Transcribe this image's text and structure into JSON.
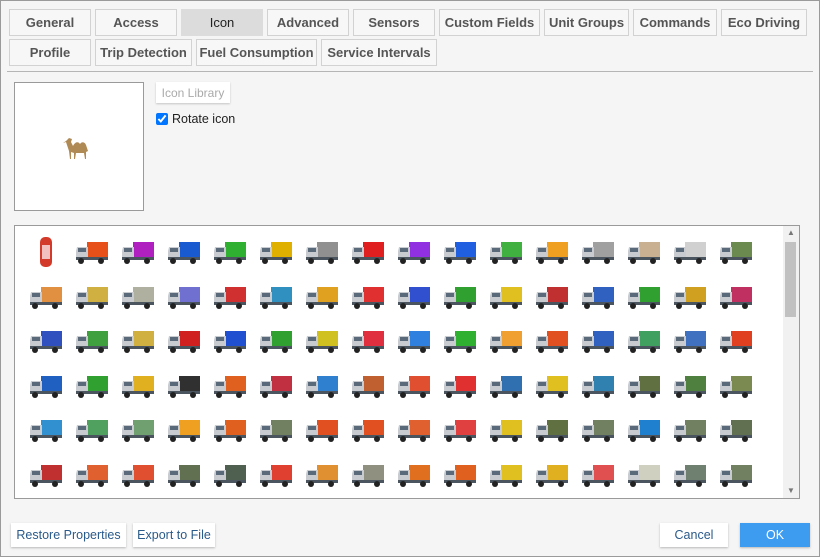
{
  "tabs_row1": [
    "General",
    "Access",
    "Icon",
    "Advanced",
    "Sensors",
    "Custom Fields",
    "Unit Groups",
    "Commands",
    "Eco Driving"
  ],
  "tabs_row2": [
    "Profile",
    "Trip Detection",
    "Fuel Consumption",
    "Service Intervals"
  ],
  "active_tab": "Icon",
  "icon_library_label": "Icon Library",
  "rotate_icon_label": "Rotate icon",
  "rotate_icon_checked": true,
  "current_icon": "camel-icon",
  "icon_colors": [
    [
      "#d43a2a",
      "#e8501a",
      "#b020c0",
      "#1a5ad0",
      "#30b030",
      "#e0b000",
      "#909090",
      "#e02020",
      "#9030e0",
      "#2060e0",
      "#40b040",
      "#f0a020",
      "#a0a0a0",
      "#c8b090",
      "#d0d0d0",
      "#6a8a50"
    ],
    [
      "#e09040",
      "#d0b040",
      "#b0b0a0",
      "#7070d0",
      "#d03030",
      "#3090c0",
      "#e0a020",
      "#e03030",
      "#3050d0",
      "#30a030",
      "#e0c020",
      "#c03030",
      "#3060c0",
      "#30a030",
      "#d0a020",
      "#c03060"
    ],
    [
      "#3050c0",
      "#40a040",
      "#d0b040",
      "#d02020",
      "#2050d0",
      "#30a030",
      "#d0c020",
      "#e03040",
      "#3080e0",
      "#30b030",
      "#f0a030",
      "#e05020",
      "#3060c0",
      "#40a060",
      "#4070c0",
      "#e04020"
    ],
    [
      "#2060c0",
      "#30a030",
      "#e0b020",
      "#303030",
      "#e06020",
      "#c03040",
      "#3080d0",
      "#c06030",
      "#e05030",
      "#e03030",
      "#3070b0",
      "#e0c020",
      "#3080b0",
      "#607040",
      "#508040",
      "#7a8a50"
    ],
    [
      "#3090d0",
      "#50a060",
      "#70a070",
      "#f0a020",
      "#e06020",
      "#708060",
      "#e05020",
      "#e05020",
      "#e06030",
      "#e04040",
      "#e0c020",
      "#607040",
      "#708060",
      "#2080d0",
      "#708060",
      "#607050"
    ],
    [
      "#c03030",
      "#e06030",
      "#e05030",
      "#607050",
      "#506050",
      "#e04030",
      "#e09030",
      "#909080",
      "#e07020",
      "#e06020",
      "#e0c020",
      "#e0b020",
      "#e05050",
      "#d0d0c0",
      "#708070",
      "#708060"
    ]
  ],
  "footer": {
    "restore": "Restore Properties",
    "export": "Export to File",
    "cancel": "Cancel",
    "ok": "OK"
  }
}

■ EXERCISE AIM ■
Every record must be copied exactly, with the pictures left out.

■ RESULT ■
Transcribe this image's text and structure into JSON.
{
  "tabs_row1": [
    "General",
    "Access",
    "Icon",
    "Advanced",
    "Sensors",
    "Custom Fields",
    "Unit Groups",
    "Commands",
    "Eco Driving"
  ],
  "tabs_row2": [
    "Profile",
    "Trip Detection",
    "Fuel Consumption",
    "Service Intervals"
  ],
  "active_tab": "Icon",
  "icon_library_label": "Icon Library",
  "rotate_icon_label": "Rotate icon",
  "rotate_icon_checked": true,
  "current_icon": "camel-icon",
  "icon_colors": [
    [
      "#d43a2a",
      "#e8501a",
      "#b020c0",
      "#1a5ad0",
      "#30b030",
      "#e0b000",
      "#909090",
      "#e02020",
      "#9030e0",
      "#2060e0",
      "#40b040",
      "#f0a020",
      "#a0a0a0",
      "#c8b090",
      "#d0d0d0",
      "#6a8a50"
    ],
    [
      "#e09040",
      "#d0b040",
      "#b0b0a0",
      "#7070d0",
      "#d03030",
      "#3090c0",
      "#e0a020",
      "#e03030",
      "#3050d0",
      "#30a030",
      "#e0c020",
      "#c03030",
      "#3060c0",
      "#30a030",
      "#d0a020",
      "#c03060"
    ],
    [
      "#3050c0",
      "#40a040",
      "#d0b040",
      "#d02020",
      "#2050d0",
      "#30a030",
      "#d0c020",
      "#e03040",
      "#3080e0",
      "#30b030",
      "#f0a030",
      "#e05020",
      "#3060c0",
      "#40a060",
      "#4070c0",
      "#e04020"
    ],
    [
      "#2060c0",
      "#30a030",
      "#e0b020",
      "#303030",
      "#e06020",
      "#c03040",
      "#3080d0",
      "#c06030",
      "#e05030",
      "#e03030",
      "#3070b0",
      "#e0c020",
      "#3080b0",
      "#607040",
      "#508040",
      "#7a8a50"
    ],
    [
      "#3090d0",
      "#50a060",
      "#70a070",
      "#f0a020",
      "#e06020",
      "#708060",
      "#e05020",
      "#e05020",
      "#e06030",
      "#e04040",
      "#e0c020",
      "#607040",
      "#708060",
      "#2080d0",
      "#708060",
      "#607050"
    ],
    [
      "#c03030",
      "#e06030",
      "#e05030",
      "#607050",
      "#506050",
      "#e04030",
      "#e09030",
      "#909080",
      "#e07020",
      "#e06020",
      "#e0c020",
      "#e0b020",
      "#e05050",
      "#d0d0c0",
      "#708070",
      "#708060"
    ]
  ],
  "footer": {
    "restore": "Restore Properties",
    "export": "Export to File",
    "cancel": "Cancel",
    "ok": "OK"
  }
}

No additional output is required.